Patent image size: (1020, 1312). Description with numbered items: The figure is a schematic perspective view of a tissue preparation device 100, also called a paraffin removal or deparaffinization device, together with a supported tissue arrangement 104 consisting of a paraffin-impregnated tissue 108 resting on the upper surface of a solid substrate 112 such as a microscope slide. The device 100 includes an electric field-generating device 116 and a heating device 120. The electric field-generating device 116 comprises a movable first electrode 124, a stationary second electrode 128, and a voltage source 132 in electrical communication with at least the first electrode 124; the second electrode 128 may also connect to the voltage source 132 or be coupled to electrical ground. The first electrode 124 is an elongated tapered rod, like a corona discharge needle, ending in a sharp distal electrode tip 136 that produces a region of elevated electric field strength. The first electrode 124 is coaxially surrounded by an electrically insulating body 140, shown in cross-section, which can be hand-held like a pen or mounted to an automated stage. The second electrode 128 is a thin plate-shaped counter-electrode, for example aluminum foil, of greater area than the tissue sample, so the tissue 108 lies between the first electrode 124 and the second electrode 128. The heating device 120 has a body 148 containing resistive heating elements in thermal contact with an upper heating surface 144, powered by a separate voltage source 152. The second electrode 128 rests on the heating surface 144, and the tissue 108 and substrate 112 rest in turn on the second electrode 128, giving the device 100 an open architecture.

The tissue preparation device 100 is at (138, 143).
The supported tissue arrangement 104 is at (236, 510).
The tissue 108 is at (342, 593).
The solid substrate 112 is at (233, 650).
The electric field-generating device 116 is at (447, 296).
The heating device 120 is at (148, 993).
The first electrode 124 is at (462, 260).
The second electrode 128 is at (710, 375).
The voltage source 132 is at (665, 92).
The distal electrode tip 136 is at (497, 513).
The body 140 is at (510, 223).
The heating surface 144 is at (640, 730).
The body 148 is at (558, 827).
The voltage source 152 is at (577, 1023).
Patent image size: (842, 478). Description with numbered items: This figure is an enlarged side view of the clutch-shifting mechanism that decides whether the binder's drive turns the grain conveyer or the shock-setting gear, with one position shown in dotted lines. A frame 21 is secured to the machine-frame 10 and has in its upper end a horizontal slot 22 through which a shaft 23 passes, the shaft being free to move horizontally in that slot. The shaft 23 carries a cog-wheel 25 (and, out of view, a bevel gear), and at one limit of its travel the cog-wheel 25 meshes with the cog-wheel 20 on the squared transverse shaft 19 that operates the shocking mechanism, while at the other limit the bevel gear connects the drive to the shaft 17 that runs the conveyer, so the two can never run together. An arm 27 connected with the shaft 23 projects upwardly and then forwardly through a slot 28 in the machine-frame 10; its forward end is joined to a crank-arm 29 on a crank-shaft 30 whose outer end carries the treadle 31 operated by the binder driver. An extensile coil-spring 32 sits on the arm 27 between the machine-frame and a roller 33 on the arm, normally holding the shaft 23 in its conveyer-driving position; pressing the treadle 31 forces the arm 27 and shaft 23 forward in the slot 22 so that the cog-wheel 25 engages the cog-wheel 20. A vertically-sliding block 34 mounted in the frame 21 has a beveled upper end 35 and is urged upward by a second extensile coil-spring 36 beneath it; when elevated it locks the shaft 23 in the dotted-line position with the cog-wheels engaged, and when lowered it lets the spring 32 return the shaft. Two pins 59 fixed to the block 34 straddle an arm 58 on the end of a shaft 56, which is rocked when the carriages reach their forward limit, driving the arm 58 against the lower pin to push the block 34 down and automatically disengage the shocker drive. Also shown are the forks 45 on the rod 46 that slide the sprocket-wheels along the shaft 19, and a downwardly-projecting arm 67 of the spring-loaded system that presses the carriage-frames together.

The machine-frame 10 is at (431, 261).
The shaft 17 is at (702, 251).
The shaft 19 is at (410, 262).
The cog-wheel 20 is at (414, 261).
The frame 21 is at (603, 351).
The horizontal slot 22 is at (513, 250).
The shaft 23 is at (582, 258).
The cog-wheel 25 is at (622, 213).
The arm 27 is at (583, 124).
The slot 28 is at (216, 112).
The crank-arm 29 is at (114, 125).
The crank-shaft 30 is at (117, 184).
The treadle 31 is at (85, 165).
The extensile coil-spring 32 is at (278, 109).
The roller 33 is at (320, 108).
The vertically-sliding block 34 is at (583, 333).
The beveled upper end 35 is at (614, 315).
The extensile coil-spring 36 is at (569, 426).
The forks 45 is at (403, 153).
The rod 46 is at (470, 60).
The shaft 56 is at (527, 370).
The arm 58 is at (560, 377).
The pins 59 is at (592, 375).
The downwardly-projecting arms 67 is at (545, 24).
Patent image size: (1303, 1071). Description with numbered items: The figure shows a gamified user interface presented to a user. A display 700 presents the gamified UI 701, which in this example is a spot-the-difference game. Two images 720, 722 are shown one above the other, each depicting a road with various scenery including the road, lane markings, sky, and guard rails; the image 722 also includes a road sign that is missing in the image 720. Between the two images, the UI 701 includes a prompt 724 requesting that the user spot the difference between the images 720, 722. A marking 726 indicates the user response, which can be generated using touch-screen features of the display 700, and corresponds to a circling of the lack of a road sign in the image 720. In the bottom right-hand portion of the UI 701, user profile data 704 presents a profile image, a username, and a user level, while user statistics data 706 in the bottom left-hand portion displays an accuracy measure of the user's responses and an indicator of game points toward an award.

★ ★ ★ ★ ★

Aim of the exercise:
Copy every entry above word for word, changing nothing.

Expected answer:
Patent image size: (1020, 1312). Description with numbered items: The figure is a schematic perspective view of a tissue preparation device 100, also called a paraffin removal or deparaffinization device, together with a supported tissue arrangement 104 consisting of a paraffin-impregnated tissue 108 resting on the upper surface of a solid substrate 112 such as a microscope slide. The device 100 includes an electric field-generating device 116 and a heating device 120. The electric field-generating device 116 comprises a movable first electrode 124, a stationary second electrode 128, and a voltage source 132 in electrical communication with at least the first electrode 124; the second electrode 128 may also connect to the voltage source 132 or be coupled to electrical ground. The first electrode 124 is an elongated tapered rod, like a corona discharge needle, ending in a sharp distal electrode tip 136 that produces a region of elevated electric field strength. The first electrode 124 is coaxially surrounded by an electrically insulating body 140, shown in cross-section, which can be hand-held like a pen or mounted to an automated stage. The second electrode 128 is a thin plate-shaped counter-electrode, for example aluminum foil, of greater area than the tissue sample, so the tissue 108 lies between the first electrode 124 and the second electrode 128. The heating device 120 has a body 148 containing resistive heating elements in thermal contact with an upper heating surface 144, powered by a separate voltage source 152. The second electrode 128 rests on the heating surface 144, and the tissue 108 and substrate 112 rest in turn on the second electrode 128, giving the device 100 an open architecture.

The tissue preparation device 100 is at (138, 143).
The supported tissue arrangement 104 is at (236, 510).
The tissue 108 is at (342, 593).
The solid substrate 112 is at (233, 650).
The electric field-generating device 116 is at (447, 296).
The heating device 120 is at (148, 993).
The first electrode 124 is at (462, 260).
The second electrode 128 is at (710, 375).
The voltage source 132 is at (665, 92).
The distal electrode tip 136 is at (497, 513).
The body 140 is at (510, 223).
The heating surface 144 is at (640, 730).
The body 148 is at (558, 827).
The voltage source 152 is at (577, 1023).
Patent image size: (842, 478). Description with numbered items: This figure is an enlarged side view of the clutch-shifting mechanism that decides whether the binder's drive turns the grain conveyer or the shock-setting gear, with one position shown in dotted lines. A frame 21 is secured to the machine-frame 10 and has in its upper end a horizontal slot 22 through which a shaft 23 passes, the shaft being free to move horizontally in that slot. The shaft 23 carries a cog-wheel 25 (and, out of view, a bevel gear), and at one limit of its travel the cog-wheel 25 meshes with the cog-wheel 20 on the squared transverse shaft 19 that operates the shocking mechanism, while at the other limit the bevel gear connects the drive to the shaft 17 that runs the conveyer, so the two can never run together. An arm 27 connected with the shaft 23 projects upwardly and then forwardly through a slot 28 in the machine-frame 10; its forward end is joined to a crank-arm 29 on a crank-shaft 30 whose outer end carries the treadle 31 operated by the binder driver. An extensile coil-spring 32 sits on the arm 27 between the machine-frame and a roller 33 on the arm, normally holding the shaft 23 in its conveyer-driving position; pressing the treadle 31 forces the arm 27 and shaft 23 forward in the slot 22 so that the cog-wheel 25 engages the cog-wheel 20. A vertically-sliding block 34 mounted in the frame 21 has a beveled upper end 35 and is urged upward by a second extensile coil-spring 36 beneath it; when elevated it locks the shaft 23 in the dotted-line position with the cog-wheels engaged, and when lowered it lets the spring 32 return the shaft. Two pins 59 fixed to the block 34 straddle an arm 58 on the end of a shaft 56, which is rocked when the carriages reach their forward limit, driving the arm 58 against the lower pin to push the block 34 down and automatically disengage the shocker drive. Also shown are the forks 45 on the rod 46 that slide the sprocket-wheels along the shaft 19, and a downwardly-projecting arm 67 of the spring-loaded system that presses the carriage-frames together.

The machine-frame 10 is at (431, 261).
The shaft 17 is at (702, 251).
The shaft 19 is at (410, 262).
The cog-wheel 20 is at (414, 261).
The frame 21 is at (603, 351).
The horizontal slot 22 is at (513, 250).
The shaft 23 is at (582, 258).
The cog-wheel 25 is at (622, 213).
The arm 27 is at (583, 124).
The slot 28 is at (216, 112).
The crank-arm 29 is at (114, 125).
The crank-shaft 30 is at (117, 184).
The treadle 31 is at (85, 165).
The extensile coil-spring 32 is at (278, 109).
The roller 33 is at (320, 108).
The vertically-sliding block 34 is at (583, 333).
The beveled upper end 35 is at (614, 315).
The extensile coil-spring 36 is at (569, 426).
The forks 45 is at (403, 153).
The rod 46 is at (470, 60).
The shaft 56 is at (527, 370).
The arm 58 is at (560, 377).
The pins 59 is at (592, 375).
The downwardly-projecting arms 67 is at (545, 24).
Patent image size: (1303, 1071). Description with numbered items: The figure shows a gamified user interface presented to a user. A display 700 presents the gamified UI 701, which in this example is a spot-the-difference game. Two images 720, 722 are shown one above the other, each depicting a road with various scenery including the road, lane markings, sky, and guard rails; the image 722 also includes a road sign that is missing in the image 720. Between the two images, the UI 701 includes a prompt 724 requesting that the user spot the difference between the images 720, 722. A marking 726 indicates the user response, which can be generated using touch-screen features of the display 700, and corresponds to a circling of the lack of a road sign in the image 720. In the bottom right-hand portion of the UI 701, user profile data 704 presents a profile image, a username, and a user level, while user statistics data 706 in the bottom left-hand portion displays an accuracy measure of the user's responses and an indicator of game points toward an award.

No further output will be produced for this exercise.